### WORK REQUIRED
Write out all of the records precisely. Skip anything that is a picture.

Stored items

____________

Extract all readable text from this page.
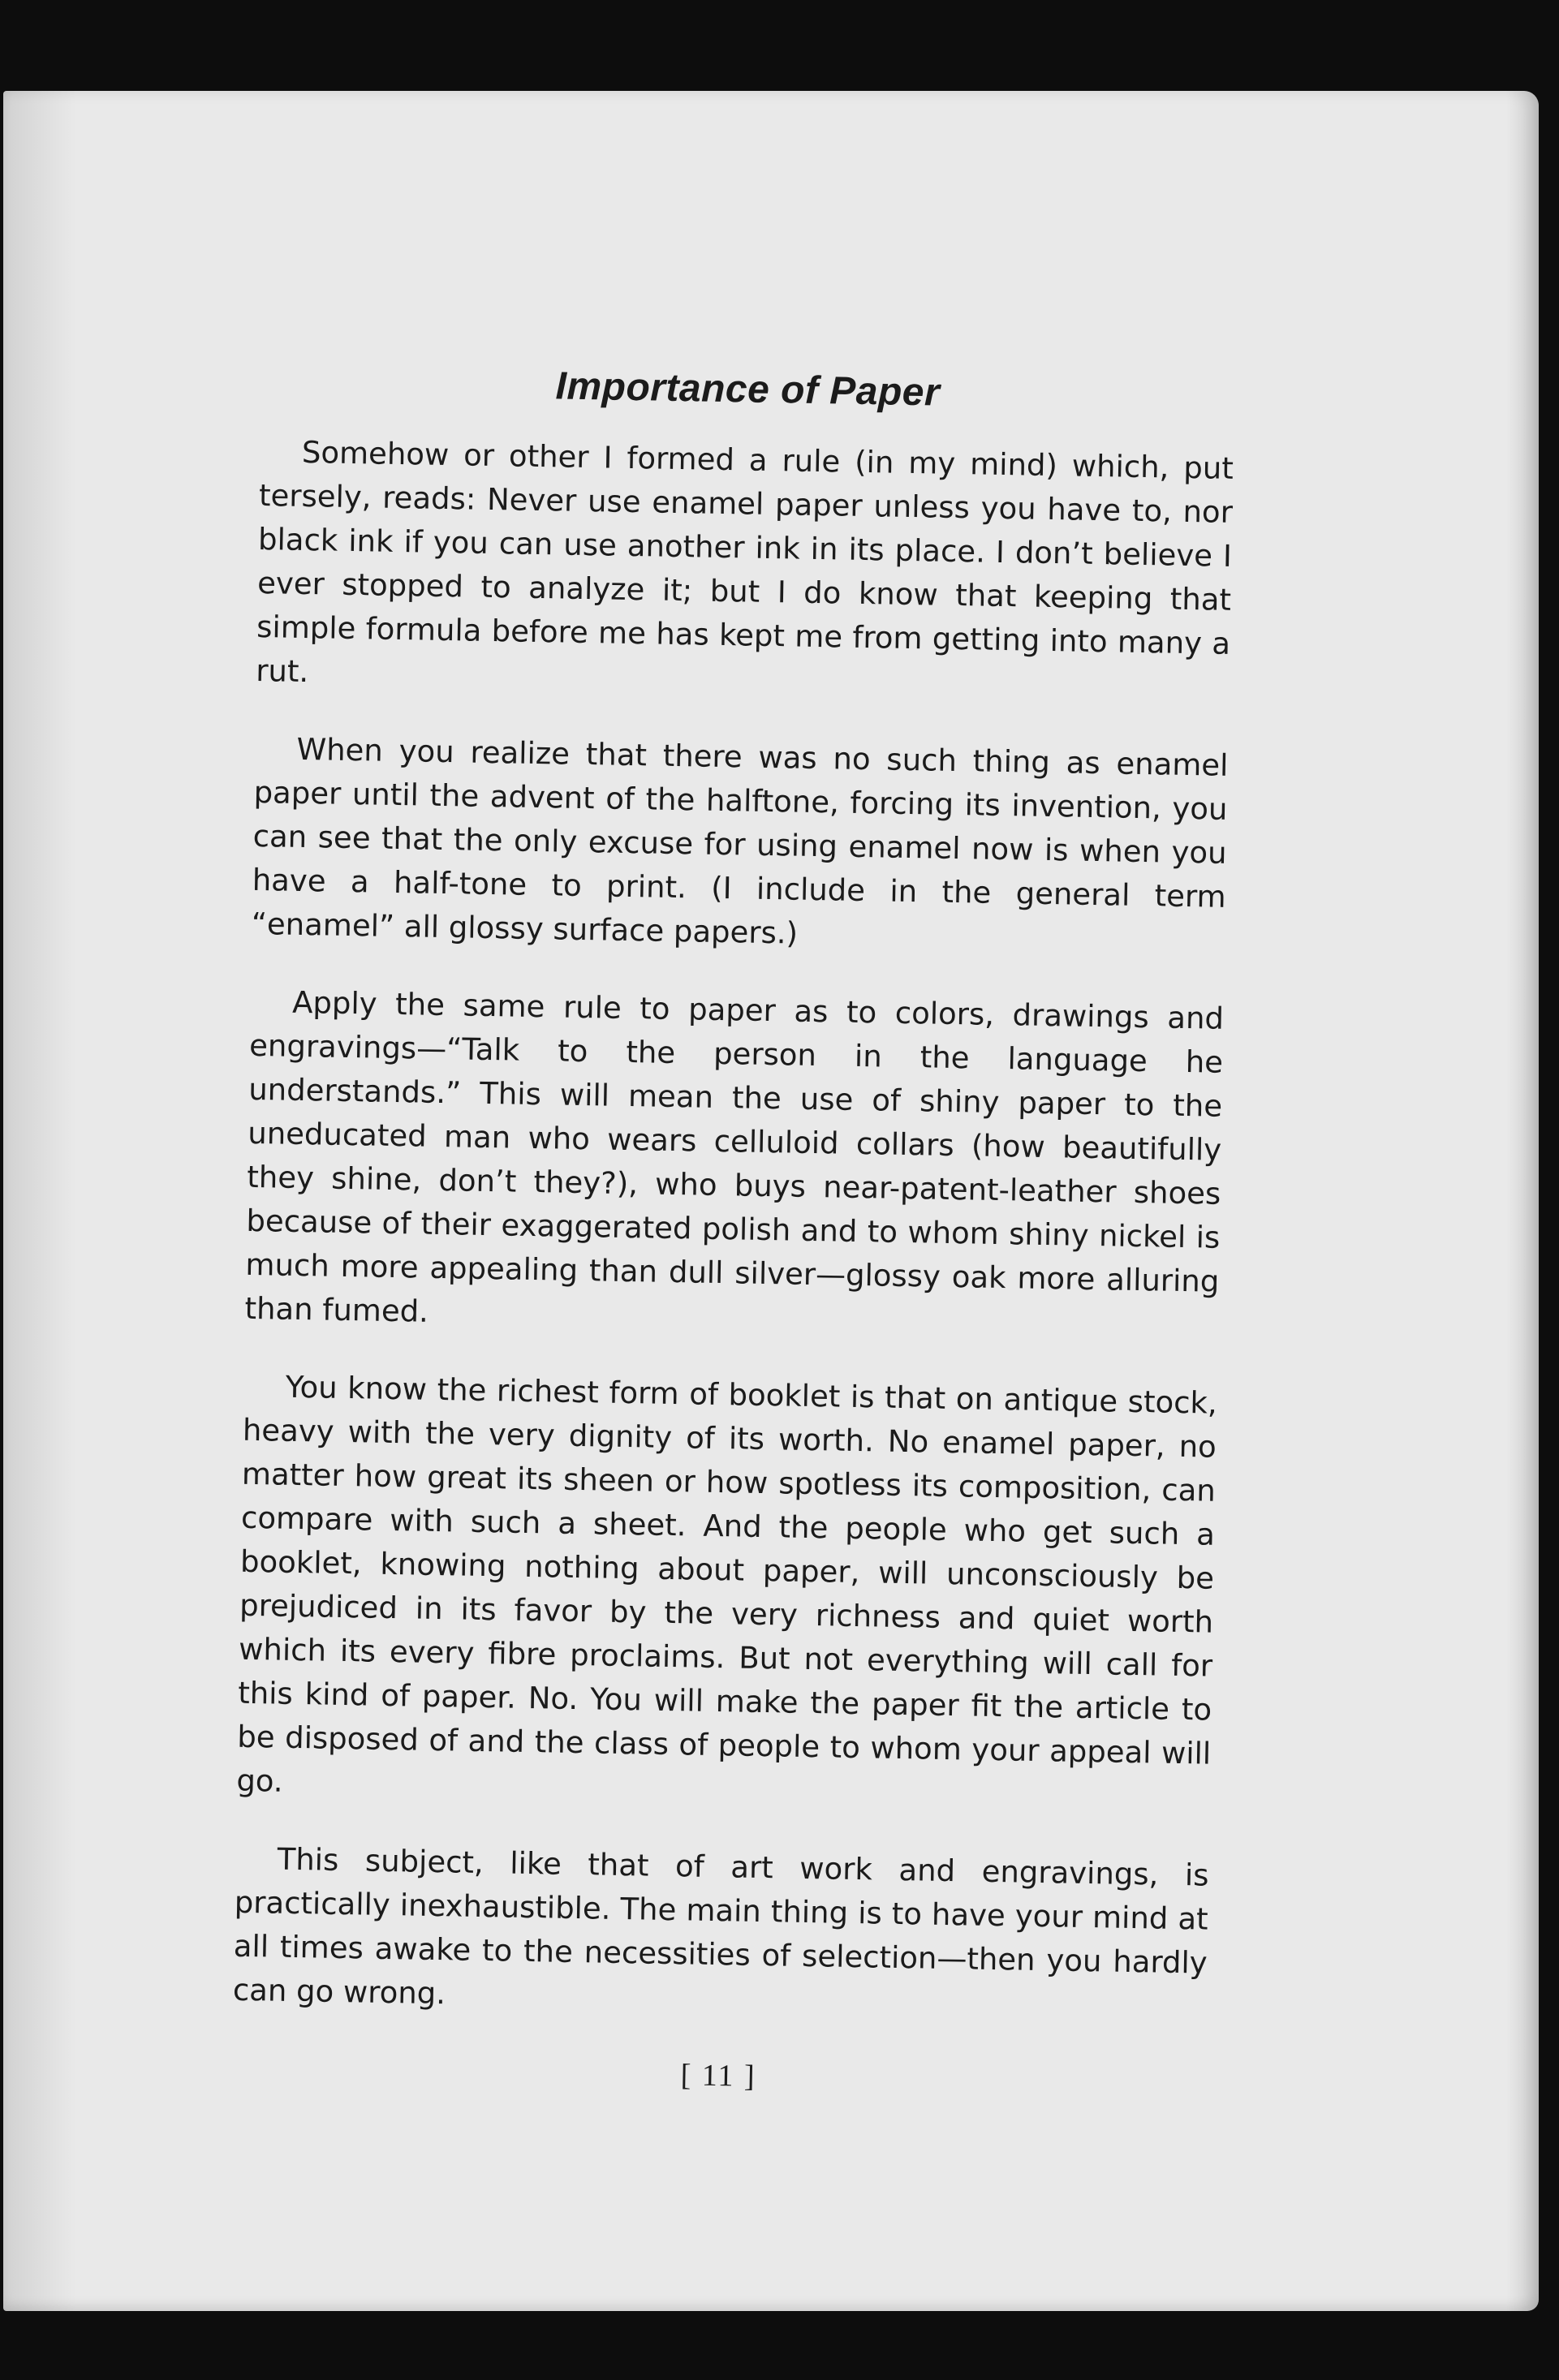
Importance of Paper

Somehow or other I formed a rule (in my mind) which, put tersely, reads: Never use enamel paper unless you have to, nor black ink if you can use another ink in its place. I don’t believe I ever stopped to analyze it; but I do know that keeping that simple formula before me has kept me from getting into many a rut.

When you realize that there was no such thing as enamel paper until the advent of the halftone, forcing its invention, you can see that the only excuse for using enamel now is when you have a half-tone to print. (I include in the general term “enamel” all glossy surface papers.)

Apply the same rule to paper as to colors, drawings and engravings—“Talk to the person in the language he understands.” This will mean the use of shiny paper to the uneducated man who wears celluloid collars (how beautifully they shine, don’t they?), who buys near-patent-leather shoes because of their exaggerated polish and to whom shiny nickel is much more appealing than dull silver—glossy oak more alluring than fumed.

You know the richest form of booklet is that on antique stock, heavy with the very dignity of its worth. No enamel paper, no matter how great its sheen or how spotless its composition, can compare with such a sheet. And the people who get such a booklet, knowing nothing about paper, will unconsciously be prejudiced in its favor by the very richness and quiet worth which its every fibre proclaims. But not everything will call for this kind of paper. No. You will make the paper fit the article to be disposed of and the class of people to whom your appeal will go.

This subject, like that of art work and engravings, is practically inexhaustible. The main thing is to have your mind at all times awake to the necessities of selection—then you hardly can go wrong.

[ 11 ]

____________

### RESULT FOR THIS EXERCISE
Extract all readable text from this page.
Importance of Paper

Somehow or other I formed a rule (in my mind) which, put tersely, reads: Never use enamel paper unless you have to, nor black ink if you can use another ink in its place. I don’t believe I ever stopped to analyze it; but I do know that keeping that simple formula before me has kept me from getting into many a rut.

When you realize that there was no such thing as enamel paper until the advent of the halftone, forcing its invention, you can see that the only excuse for using enamel now is when you have a half-tone to print. (I include in the general term “enamel” all glossy surface papers.)

Apply the same rule to paper as to colors, drawings and engravings—“Talk to the person in the language he understands.” This will mean the use of shiny paper to the uneducated man who wears celluloid collars (how beautifully they shine, don’t they?), who buys near-patent-leather shoes because of their exaggerated polish and to whom shiny nickel is much more appealing than dull silver—glossy oak more alluring than fumed.

You know the richest form of booklet is that on antique stock, heavy with the very dignity of its worth. No enamel paper, no matter how great its sheen or how spotless its composition, can compare with such a sheet. And the people who get such a booklet, knowing nothing about paper, will unconsciously be prejudiced in its favor by the very richness and quiet worth which its every fibre proclaims. But not everything will call for this kind of paper. No. You will make the paper fit the article to be disposed of and the class of people to whom your appeal will go.

This subject, like that of art work and engravings, is practically inexhaustible. The main thing is to have your mind at all times awake to the necessities of selection—then you hardly can go wrong.

[ 11 ]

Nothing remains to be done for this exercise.